→ Task
Pictures stay out of the copy; set down each line of the listing below exactly.

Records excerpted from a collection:
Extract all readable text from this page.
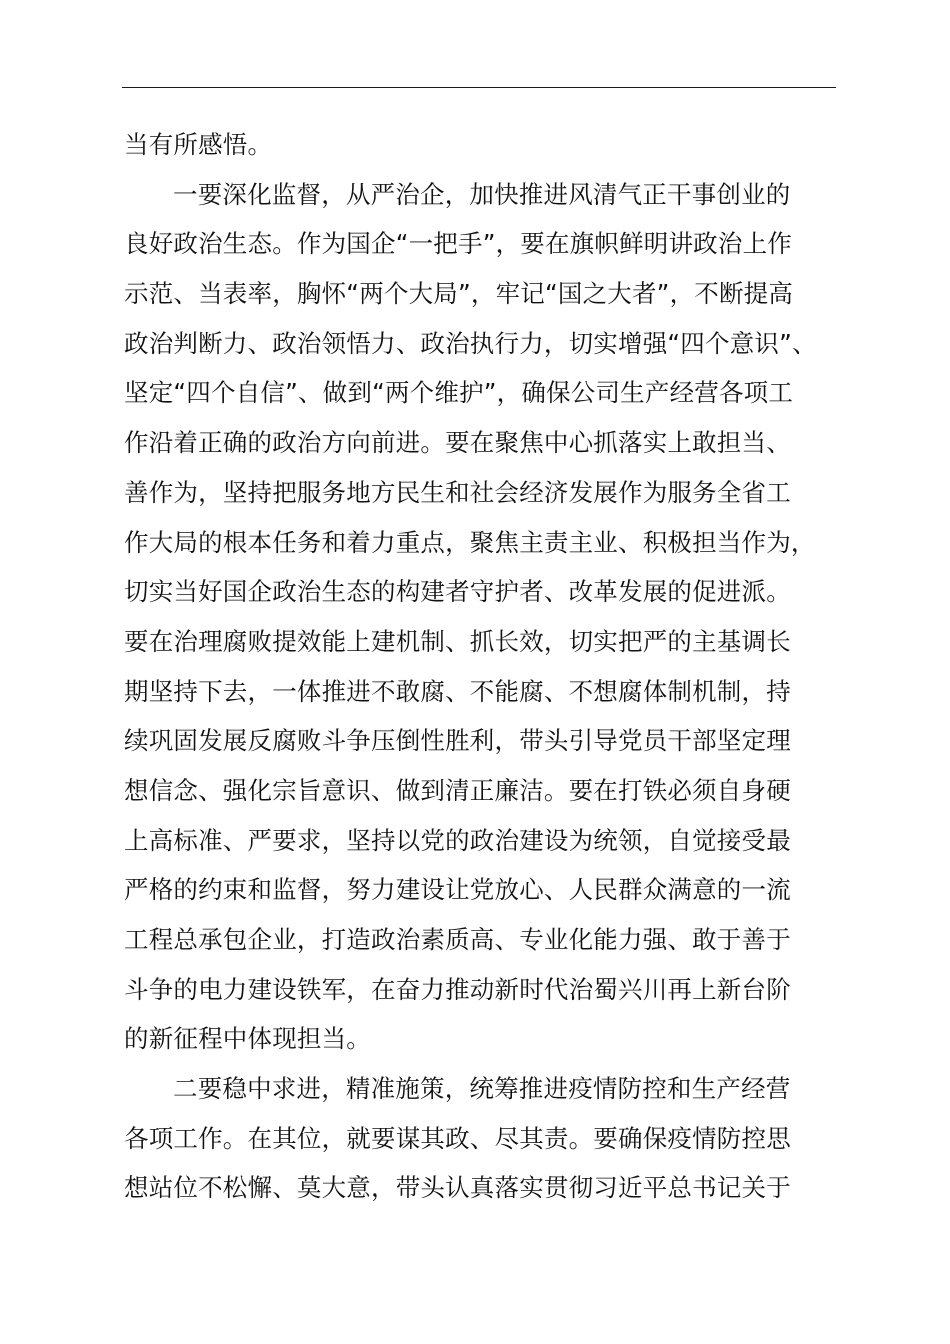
当有所感悟。
一要深化监督，从严治企，加快推进风清气正干事创业的
良好政治生态。作为国企“一把手”，要在旗帜鲜明讲政治上作
示范、当表率，胸怀“两个大局”，牢记“国之大者”，不断提高
政治判断力、政治领悟力、政治执行力，切实增强“四个意识”、
坚定“四个自信”、做到“两个维护”，确保公司生产经营各项工
作沿着正确的政治方向前进。要在聚焦中心抓落实上敢担当、
善作为，坚持把服务地方民生和社会经济发展作为服务全省工
作大局的根本任务和着力重点，聚焦主责主业、积极担当作为，
切实当好国企政治生态的构建者守护者、改革发展的促进派。
要在治理腐败提效能上建机制、抓长效，切实把严的主基调长
期坚持下去，一体推进不敢腐、不能腐、不想腐体制机制，持
续巩固发展反腐败斗争压倒性胜利，带头引导党员干部坚定理
想信念、强化宗旨意识、做到清正廉洁。要在打铁必须自身硬
上高标准、严要求，坚持以党的政治建设为统领，自觉接受最
严格的约束和监督，努力建设让党放心、人民群众满意的一流
工程总承包企业，打造政治素质高、专业化能力强、敢于善于
斗争的电力建设铁军，在奋力推动新时代治蜀兴川再上新台阶
的新征程中体现担当。
二要稳中求进，精准施策，统筹推进疫情防控和生产经营
各项工作。在其位，就要谋其政、尽其责。要确保疫情防控思
想站位不松懈、莫大意，带头认真落实贯彻习近平总书记关于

→ Result
Extract all readable text from this page.
当有所感悟。
一要深化监督，从严治企，加快推进风清气正干事创业的
良好政治生态。作为国企“一把手”，要在旗帜鲜明讲政治上作
示范、当表率，胸怀“两个大局”，牢记“国之大者”，不断提高
政治判断力、政治领悟力、政治执行力，切实增强“四个意识”、
坚定“四个自信”、做到“两个维护”，确保公司生产经营各项工
作沿着正确的政治方向前进。要在聚焦中心抓落实上敢担当、
善作为，坚持把服务地方民生和社会经济发展作为服务全省工
作大局的根本任务和着力重点，聚焦主责主业、积极担当作为，
切实当好国企政治生态的构建者守护者、改革发展的促进派。
要在治理腐败提效能上建机制、抓长效，切实把严的主基调长
期坚持下去，一体推进不敢腐、不能腐、不想腐体制机制，持
续巩固发展反腐败斗争压倒性胜利，带头引导党员干部坚定理
想信念、强化宗旨意识、做到清正廉洁。要在打铁必须自身硬
上高标准、严要求，坚持以党的政治建设为统领，自觉接受最
严格的约束和监督，努力建设让党放心、人民群众满意的一流
工程总承包企业，打造政治素质高、专业化能力强、敢于善于
斗争的电力建设铁军，在奋力推动新时代治蜀兴川再上新台阶
的新征程中体现担当。
二要稳中求进，精准施策，统筹推进疫情防控和生产经营
各项工作。在其位，就要谋其政、尽其责。要确保疫情防控思
想站位不松懈、莫大意，带头认真落实贯彻习近平总书记关于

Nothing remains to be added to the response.